(WHAT TO DO)
From the listing below, return each line that includes "median".

..........

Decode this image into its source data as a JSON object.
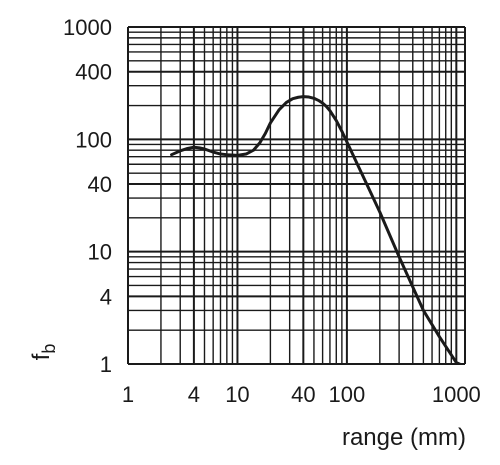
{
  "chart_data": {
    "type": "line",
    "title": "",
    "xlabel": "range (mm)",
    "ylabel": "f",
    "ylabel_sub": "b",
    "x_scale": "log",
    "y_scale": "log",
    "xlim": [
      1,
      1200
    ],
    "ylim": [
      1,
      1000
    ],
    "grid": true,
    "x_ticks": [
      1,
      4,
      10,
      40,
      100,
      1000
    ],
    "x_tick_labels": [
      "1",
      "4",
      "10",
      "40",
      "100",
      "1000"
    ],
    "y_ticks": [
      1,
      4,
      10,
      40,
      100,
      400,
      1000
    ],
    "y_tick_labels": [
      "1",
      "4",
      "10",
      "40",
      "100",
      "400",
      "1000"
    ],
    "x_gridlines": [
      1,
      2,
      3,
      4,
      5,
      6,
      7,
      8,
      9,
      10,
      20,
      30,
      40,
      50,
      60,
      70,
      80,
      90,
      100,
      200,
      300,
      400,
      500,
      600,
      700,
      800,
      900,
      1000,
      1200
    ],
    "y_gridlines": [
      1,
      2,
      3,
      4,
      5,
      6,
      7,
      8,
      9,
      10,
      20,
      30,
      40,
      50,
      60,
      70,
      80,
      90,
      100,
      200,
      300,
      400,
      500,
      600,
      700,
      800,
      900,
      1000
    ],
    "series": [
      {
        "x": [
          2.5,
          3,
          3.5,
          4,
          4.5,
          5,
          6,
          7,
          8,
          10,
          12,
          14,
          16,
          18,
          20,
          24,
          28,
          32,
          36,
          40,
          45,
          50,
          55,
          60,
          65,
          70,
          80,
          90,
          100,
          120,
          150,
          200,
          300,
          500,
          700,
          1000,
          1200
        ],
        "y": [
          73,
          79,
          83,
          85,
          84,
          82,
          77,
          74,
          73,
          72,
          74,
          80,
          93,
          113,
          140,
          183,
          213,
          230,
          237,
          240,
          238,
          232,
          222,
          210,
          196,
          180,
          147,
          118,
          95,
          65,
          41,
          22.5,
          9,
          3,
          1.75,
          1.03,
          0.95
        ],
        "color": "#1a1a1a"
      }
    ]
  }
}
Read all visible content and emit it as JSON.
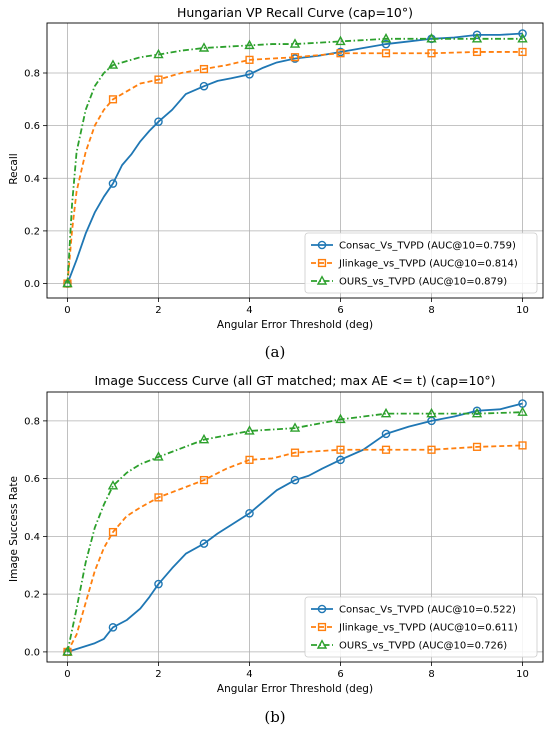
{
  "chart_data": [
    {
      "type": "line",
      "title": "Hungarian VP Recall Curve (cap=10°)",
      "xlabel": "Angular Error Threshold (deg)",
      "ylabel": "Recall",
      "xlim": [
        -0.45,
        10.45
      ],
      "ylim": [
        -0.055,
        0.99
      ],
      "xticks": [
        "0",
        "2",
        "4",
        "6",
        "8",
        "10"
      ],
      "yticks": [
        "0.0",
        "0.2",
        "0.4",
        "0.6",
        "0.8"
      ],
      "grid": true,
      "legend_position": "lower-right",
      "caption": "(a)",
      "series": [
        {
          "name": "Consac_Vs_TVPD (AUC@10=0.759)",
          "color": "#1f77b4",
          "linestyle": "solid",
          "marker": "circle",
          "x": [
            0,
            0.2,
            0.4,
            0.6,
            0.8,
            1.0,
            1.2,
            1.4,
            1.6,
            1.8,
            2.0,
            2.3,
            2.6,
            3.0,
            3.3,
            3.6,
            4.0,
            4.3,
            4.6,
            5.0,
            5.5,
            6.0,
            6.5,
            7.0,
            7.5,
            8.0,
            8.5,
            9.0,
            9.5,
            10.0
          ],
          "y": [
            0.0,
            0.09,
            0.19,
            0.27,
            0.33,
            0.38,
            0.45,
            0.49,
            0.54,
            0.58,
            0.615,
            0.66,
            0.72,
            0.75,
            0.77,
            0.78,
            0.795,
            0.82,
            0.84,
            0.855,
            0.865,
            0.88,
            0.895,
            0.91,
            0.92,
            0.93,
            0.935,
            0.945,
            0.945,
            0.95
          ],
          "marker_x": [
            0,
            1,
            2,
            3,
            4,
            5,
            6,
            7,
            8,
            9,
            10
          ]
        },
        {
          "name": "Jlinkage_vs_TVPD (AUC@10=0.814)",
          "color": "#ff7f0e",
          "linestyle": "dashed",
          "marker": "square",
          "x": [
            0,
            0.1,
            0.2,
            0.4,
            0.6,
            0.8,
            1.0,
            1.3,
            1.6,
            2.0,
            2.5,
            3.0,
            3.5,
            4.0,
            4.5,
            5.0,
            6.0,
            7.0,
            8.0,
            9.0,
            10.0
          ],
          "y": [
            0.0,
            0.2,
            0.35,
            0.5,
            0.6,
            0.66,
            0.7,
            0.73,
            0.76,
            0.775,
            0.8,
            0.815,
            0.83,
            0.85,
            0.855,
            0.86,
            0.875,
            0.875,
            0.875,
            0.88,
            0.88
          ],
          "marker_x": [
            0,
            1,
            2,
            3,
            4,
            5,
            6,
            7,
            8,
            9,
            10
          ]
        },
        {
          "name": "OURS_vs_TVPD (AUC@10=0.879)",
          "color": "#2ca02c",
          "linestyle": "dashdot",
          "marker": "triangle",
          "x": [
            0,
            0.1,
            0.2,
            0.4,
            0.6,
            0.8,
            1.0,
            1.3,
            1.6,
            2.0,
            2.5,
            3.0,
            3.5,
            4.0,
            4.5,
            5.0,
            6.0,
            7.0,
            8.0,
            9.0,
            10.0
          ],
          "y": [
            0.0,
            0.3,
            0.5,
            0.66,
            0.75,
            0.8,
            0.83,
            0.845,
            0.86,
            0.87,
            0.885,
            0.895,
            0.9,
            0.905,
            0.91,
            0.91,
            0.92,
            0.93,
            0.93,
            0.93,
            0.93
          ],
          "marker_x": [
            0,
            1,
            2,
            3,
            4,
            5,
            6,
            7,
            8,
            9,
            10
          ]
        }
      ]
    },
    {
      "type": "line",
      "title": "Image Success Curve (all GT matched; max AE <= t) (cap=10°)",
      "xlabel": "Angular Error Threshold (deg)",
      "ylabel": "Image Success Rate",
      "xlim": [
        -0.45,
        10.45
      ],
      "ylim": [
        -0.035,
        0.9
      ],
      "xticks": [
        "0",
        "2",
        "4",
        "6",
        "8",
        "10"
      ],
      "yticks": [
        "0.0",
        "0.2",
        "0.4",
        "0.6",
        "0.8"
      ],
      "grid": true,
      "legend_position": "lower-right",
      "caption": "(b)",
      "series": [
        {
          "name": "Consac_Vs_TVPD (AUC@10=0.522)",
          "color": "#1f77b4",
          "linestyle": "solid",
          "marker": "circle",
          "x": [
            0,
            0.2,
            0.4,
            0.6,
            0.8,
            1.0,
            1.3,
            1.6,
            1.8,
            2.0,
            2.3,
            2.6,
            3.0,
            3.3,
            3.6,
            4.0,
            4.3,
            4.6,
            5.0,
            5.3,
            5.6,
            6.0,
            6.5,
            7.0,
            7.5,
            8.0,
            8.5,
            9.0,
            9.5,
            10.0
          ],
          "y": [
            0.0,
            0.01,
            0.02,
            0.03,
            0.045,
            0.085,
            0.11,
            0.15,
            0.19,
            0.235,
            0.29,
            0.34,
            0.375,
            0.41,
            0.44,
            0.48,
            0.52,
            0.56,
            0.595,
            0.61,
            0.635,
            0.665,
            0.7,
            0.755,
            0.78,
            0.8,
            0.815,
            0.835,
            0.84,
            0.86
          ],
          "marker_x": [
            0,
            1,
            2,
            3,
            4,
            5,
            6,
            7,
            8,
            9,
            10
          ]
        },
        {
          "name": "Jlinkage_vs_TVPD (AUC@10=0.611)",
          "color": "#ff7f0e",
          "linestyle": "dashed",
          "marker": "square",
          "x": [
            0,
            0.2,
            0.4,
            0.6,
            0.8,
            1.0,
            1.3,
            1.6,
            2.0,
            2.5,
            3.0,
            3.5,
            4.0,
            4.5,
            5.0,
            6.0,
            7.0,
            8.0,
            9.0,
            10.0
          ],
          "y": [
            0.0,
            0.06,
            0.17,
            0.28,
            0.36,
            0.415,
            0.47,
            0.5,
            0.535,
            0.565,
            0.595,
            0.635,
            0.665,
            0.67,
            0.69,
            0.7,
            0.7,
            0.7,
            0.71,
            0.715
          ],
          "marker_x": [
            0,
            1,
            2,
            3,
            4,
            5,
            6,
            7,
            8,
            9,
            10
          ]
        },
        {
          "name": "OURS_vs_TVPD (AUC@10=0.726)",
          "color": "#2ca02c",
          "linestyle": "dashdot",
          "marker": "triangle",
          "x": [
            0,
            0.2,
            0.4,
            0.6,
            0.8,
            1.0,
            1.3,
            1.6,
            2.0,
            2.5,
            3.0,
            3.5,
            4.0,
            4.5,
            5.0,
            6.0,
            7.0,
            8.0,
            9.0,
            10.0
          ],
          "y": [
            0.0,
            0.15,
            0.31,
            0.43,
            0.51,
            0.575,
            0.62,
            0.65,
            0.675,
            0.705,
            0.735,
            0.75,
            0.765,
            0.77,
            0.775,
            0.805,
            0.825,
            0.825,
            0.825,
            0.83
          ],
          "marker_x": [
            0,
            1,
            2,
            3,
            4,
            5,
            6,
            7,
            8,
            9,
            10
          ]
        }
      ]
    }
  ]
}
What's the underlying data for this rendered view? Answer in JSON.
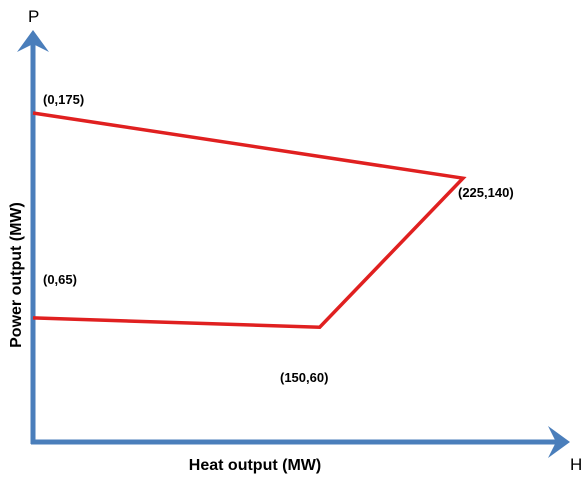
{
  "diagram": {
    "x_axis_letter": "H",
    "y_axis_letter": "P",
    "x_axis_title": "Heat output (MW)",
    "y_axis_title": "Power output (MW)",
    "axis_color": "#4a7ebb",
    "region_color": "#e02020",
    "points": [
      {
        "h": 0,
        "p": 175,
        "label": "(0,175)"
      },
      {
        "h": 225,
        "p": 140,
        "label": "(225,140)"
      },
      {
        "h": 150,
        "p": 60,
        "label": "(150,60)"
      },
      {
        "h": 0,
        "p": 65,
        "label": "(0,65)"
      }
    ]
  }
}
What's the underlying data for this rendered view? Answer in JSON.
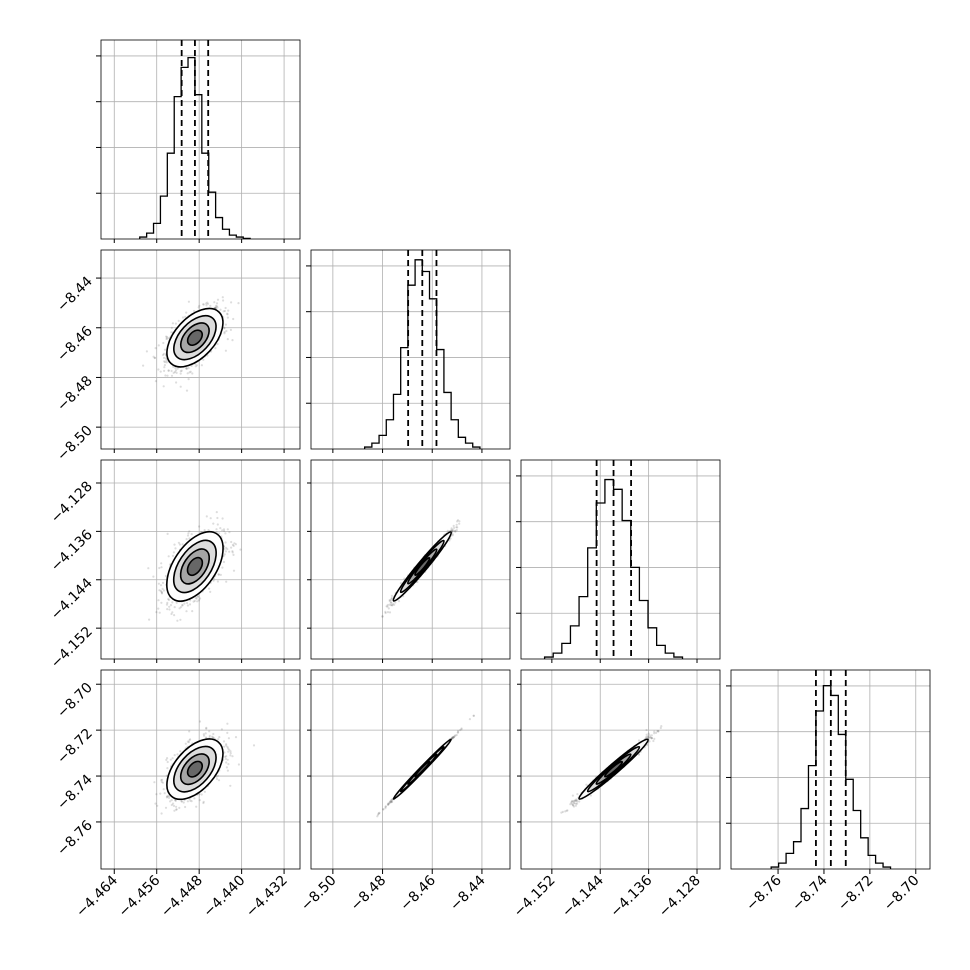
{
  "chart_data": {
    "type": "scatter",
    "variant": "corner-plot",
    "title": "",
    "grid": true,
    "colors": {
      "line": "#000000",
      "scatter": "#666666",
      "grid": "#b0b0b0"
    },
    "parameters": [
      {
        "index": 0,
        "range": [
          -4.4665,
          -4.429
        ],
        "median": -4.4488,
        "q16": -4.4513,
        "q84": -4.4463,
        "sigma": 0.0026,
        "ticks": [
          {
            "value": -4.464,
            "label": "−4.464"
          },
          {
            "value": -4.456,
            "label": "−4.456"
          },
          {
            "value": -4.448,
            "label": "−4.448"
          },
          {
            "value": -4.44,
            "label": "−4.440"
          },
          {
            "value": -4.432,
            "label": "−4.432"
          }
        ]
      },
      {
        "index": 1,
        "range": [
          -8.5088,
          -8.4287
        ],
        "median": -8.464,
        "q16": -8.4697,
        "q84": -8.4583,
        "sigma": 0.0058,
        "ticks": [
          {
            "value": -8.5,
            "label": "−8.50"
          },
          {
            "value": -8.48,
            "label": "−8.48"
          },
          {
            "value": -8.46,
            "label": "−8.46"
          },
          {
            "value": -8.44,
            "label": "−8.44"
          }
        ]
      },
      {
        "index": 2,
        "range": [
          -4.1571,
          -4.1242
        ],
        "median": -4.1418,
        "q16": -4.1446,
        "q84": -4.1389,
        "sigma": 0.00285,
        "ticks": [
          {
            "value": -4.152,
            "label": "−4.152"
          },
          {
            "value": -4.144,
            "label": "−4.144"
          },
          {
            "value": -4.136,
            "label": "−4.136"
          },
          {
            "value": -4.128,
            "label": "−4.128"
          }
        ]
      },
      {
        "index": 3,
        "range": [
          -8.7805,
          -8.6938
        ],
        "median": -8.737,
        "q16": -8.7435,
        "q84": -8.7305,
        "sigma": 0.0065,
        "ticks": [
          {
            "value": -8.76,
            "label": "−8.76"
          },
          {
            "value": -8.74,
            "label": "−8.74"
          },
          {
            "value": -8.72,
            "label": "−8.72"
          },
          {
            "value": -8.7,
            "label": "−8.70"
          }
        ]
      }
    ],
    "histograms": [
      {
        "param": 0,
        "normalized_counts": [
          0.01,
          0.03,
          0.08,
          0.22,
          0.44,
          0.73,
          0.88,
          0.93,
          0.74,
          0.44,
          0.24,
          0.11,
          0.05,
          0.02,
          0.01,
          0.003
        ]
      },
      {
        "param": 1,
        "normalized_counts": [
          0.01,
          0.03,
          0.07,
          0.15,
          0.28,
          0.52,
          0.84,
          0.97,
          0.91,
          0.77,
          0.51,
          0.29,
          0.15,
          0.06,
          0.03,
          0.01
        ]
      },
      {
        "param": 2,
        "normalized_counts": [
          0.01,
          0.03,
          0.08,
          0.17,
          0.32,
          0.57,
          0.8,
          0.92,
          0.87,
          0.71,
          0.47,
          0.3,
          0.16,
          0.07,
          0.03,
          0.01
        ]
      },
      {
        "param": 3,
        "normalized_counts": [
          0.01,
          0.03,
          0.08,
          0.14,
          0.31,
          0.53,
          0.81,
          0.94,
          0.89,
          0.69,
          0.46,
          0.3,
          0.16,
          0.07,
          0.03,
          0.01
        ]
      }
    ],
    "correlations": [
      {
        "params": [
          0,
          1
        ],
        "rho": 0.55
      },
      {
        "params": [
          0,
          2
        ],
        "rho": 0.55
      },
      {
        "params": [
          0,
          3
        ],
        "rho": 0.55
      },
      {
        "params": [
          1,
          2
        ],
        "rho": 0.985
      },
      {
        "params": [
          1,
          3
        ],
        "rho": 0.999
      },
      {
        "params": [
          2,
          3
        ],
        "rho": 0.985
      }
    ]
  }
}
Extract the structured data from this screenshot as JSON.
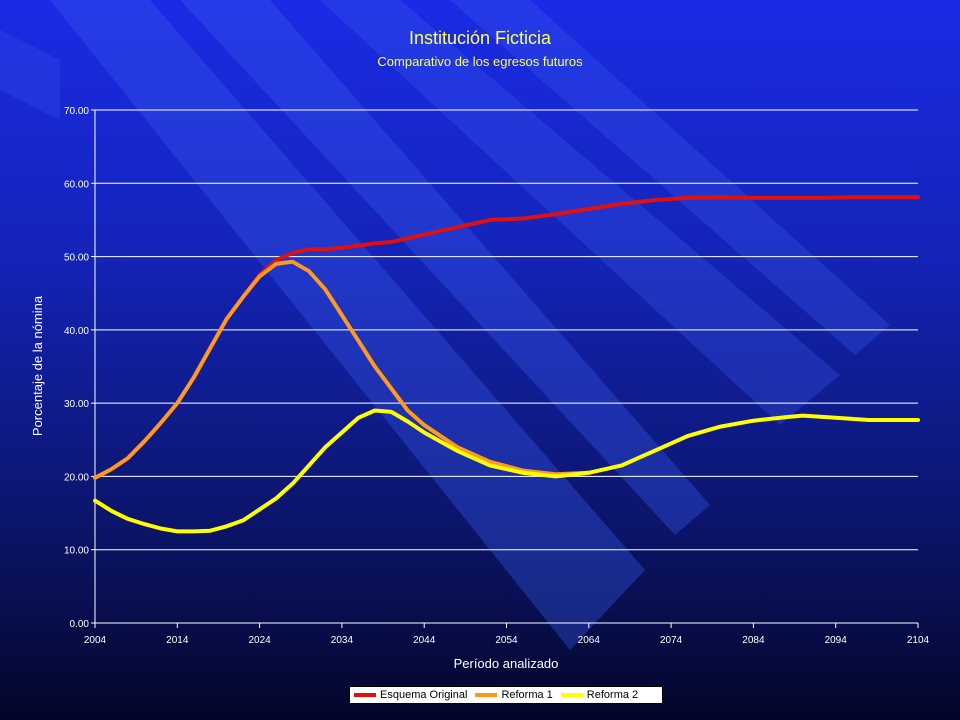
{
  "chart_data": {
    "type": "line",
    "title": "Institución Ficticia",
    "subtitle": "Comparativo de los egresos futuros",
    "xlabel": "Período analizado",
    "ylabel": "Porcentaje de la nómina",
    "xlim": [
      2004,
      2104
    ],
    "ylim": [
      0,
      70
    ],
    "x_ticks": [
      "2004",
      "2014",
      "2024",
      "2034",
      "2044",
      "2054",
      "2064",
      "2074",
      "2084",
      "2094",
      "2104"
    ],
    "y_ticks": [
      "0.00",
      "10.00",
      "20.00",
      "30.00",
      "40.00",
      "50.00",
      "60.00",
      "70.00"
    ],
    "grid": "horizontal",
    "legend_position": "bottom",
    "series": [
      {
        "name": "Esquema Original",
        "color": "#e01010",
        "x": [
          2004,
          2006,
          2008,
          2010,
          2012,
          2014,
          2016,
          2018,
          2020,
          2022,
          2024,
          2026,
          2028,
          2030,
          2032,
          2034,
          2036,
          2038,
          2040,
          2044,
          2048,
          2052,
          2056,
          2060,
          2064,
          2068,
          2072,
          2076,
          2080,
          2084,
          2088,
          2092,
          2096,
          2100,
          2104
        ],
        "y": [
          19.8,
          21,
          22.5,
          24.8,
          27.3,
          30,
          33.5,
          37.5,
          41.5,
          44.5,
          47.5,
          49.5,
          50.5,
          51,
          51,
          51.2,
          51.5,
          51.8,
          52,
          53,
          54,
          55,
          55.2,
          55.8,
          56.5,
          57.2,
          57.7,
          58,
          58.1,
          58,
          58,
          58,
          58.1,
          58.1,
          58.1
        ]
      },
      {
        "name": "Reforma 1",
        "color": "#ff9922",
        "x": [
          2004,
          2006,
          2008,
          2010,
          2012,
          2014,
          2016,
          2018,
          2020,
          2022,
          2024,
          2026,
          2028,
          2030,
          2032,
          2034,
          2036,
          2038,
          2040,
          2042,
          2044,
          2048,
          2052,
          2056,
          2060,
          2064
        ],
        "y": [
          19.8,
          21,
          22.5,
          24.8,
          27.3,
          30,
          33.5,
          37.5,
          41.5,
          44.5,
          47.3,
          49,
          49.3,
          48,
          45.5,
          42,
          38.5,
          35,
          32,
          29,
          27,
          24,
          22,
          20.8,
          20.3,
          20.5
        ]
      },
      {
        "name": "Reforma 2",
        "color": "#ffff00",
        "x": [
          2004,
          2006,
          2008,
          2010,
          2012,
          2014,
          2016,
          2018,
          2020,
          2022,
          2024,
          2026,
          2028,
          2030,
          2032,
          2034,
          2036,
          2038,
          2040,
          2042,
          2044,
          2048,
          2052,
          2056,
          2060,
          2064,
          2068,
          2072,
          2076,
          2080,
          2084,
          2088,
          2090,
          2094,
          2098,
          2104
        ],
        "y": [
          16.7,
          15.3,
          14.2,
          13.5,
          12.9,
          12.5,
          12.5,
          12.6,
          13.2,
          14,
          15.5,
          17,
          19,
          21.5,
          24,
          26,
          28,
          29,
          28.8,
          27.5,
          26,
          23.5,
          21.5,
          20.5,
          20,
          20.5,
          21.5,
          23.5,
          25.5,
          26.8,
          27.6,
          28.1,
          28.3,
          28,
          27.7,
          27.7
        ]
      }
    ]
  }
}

..........

(EXERCISE OUTPUT)
        "median": -4.4488,
        "median": -8.464,
        "median": -4.1418,
        "median": -8.737,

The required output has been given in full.